#### [Aim of the task]
Show every line of the records below that contains the word "Jang".

#### [Provided data]
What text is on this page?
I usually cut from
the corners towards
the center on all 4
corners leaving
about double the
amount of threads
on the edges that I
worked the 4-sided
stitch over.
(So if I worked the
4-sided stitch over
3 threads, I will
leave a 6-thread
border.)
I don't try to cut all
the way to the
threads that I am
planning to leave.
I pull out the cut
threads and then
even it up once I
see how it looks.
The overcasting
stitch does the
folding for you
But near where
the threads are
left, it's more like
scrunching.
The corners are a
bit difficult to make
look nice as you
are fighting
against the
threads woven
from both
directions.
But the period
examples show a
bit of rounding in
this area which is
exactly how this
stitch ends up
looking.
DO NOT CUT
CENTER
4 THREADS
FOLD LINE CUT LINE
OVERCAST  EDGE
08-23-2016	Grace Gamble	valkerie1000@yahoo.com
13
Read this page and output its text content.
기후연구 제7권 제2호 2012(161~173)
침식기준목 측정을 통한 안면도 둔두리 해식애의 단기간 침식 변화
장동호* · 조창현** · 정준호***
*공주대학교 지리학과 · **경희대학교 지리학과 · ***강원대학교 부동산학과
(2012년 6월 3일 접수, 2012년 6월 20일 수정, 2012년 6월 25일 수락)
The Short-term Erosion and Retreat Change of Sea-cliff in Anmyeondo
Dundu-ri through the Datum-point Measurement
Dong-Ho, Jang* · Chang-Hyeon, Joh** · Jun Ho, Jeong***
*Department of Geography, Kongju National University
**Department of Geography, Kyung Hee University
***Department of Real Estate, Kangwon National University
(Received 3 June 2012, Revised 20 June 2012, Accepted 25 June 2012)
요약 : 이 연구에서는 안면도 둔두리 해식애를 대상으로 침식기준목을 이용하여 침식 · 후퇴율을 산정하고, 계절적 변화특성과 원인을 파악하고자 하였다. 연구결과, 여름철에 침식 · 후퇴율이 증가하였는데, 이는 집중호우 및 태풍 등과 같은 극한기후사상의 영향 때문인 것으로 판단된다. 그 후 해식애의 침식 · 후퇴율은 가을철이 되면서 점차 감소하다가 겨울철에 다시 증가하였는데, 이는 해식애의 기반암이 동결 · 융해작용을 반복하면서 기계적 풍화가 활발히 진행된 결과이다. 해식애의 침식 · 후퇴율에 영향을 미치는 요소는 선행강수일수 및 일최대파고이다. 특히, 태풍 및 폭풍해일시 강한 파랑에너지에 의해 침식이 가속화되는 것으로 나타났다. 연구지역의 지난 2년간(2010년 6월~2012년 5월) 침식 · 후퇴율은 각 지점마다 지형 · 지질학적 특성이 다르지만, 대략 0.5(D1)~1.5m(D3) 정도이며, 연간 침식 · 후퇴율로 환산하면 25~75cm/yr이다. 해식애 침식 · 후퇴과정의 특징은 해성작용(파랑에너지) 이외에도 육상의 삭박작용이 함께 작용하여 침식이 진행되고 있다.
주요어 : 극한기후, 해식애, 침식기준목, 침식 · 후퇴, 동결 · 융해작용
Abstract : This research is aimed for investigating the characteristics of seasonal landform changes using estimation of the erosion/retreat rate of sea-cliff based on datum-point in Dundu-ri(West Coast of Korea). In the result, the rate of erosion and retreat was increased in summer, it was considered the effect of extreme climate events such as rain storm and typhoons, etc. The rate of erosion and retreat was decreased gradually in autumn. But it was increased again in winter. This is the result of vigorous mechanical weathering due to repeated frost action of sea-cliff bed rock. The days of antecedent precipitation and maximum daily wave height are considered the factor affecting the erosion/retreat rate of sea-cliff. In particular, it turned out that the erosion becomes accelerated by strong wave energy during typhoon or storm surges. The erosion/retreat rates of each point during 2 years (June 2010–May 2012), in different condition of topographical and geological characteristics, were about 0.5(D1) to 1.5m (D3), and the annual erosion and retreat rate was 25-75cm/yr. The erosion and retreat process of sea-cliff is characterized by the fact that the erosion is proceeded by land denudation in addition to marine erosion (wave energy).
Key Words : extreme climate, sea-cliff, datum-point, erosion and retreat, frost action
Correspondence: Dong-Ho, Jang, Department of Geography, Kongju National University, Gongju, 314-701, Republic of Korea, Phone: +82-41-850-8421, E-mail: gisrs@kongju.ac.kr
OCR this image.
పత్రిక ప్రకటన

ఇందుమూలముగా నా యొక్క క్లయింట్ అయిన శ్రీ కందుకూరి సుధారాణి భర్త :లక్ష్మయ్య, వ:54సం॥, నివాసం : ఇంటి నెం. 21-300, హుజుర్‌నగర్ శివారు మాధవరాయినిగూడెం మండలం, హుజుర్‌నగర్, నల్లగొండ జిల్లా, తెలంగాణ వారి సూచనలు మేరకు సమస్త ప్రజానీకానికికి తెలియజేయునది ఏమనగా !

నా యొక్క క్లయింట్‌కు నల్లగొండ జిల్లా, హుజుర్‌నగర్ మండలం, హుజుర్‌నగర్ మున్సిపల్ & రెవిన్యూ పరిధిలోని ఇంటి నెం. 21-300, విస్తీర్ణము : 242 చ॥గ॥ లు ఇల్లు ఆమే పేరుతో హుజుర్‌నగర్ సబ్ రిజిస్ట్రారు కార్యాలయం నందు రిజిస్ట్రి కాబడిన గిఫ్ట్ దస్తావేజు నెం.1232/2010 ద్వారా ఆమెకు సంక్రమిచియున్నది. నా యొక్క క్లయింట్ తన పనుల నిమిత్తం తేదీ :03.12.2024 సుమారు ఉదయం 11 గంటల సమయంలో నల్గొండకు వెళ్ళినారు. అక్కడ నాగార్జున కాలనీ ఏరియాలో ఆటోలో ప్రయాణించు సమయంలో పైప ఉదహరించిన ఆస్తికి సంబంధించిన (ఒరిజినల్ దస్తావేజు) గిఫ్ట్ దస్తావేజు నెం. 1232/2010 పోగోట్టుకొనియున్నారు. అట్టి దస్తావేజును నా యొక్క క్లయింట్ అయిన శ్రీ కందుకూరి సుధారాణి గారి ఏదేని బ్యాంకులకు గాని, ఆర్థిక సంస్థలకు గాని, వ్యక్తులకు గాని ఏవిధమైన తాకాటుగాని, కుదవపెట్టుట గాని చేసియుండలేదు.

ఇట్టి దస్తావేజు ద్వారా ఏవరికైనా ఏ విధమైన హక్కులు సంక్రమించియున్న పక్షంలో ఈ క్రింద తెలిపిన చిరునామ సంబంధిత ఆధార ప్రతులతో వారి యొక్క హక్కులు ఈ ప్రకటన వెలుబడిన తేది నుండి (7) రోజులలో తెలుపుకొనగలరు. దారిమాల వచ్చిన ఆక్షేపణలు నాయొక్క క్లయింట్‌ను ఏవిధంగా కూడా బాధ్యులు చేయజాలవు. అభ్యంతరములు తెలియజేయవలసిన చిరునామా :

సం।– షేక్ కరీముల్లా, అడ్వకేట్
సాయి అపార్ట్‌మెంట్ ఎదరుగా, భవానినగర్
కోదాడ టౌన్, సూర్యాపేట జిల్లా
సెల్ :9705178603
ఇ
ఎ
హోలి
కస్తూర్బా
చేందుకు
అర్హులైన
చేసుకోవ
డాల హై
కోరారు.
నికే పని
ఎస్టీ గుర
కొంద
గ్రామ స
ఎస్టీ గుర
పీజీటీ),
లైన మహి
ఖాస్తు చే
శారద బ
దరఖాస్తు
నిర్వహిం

#### [Complete answer]
Dong-Ho, Jang* · Chang-Hyeon, Joh** · Jun Ho, Jeong***
Correspondence: Dong-Ho, Jang, Department of Geography, Kongju National University, Gongju, 314-701, Republic of Korea, Phone: +82-41-850-8421, E-mail: gisrs@kongju.ac.kr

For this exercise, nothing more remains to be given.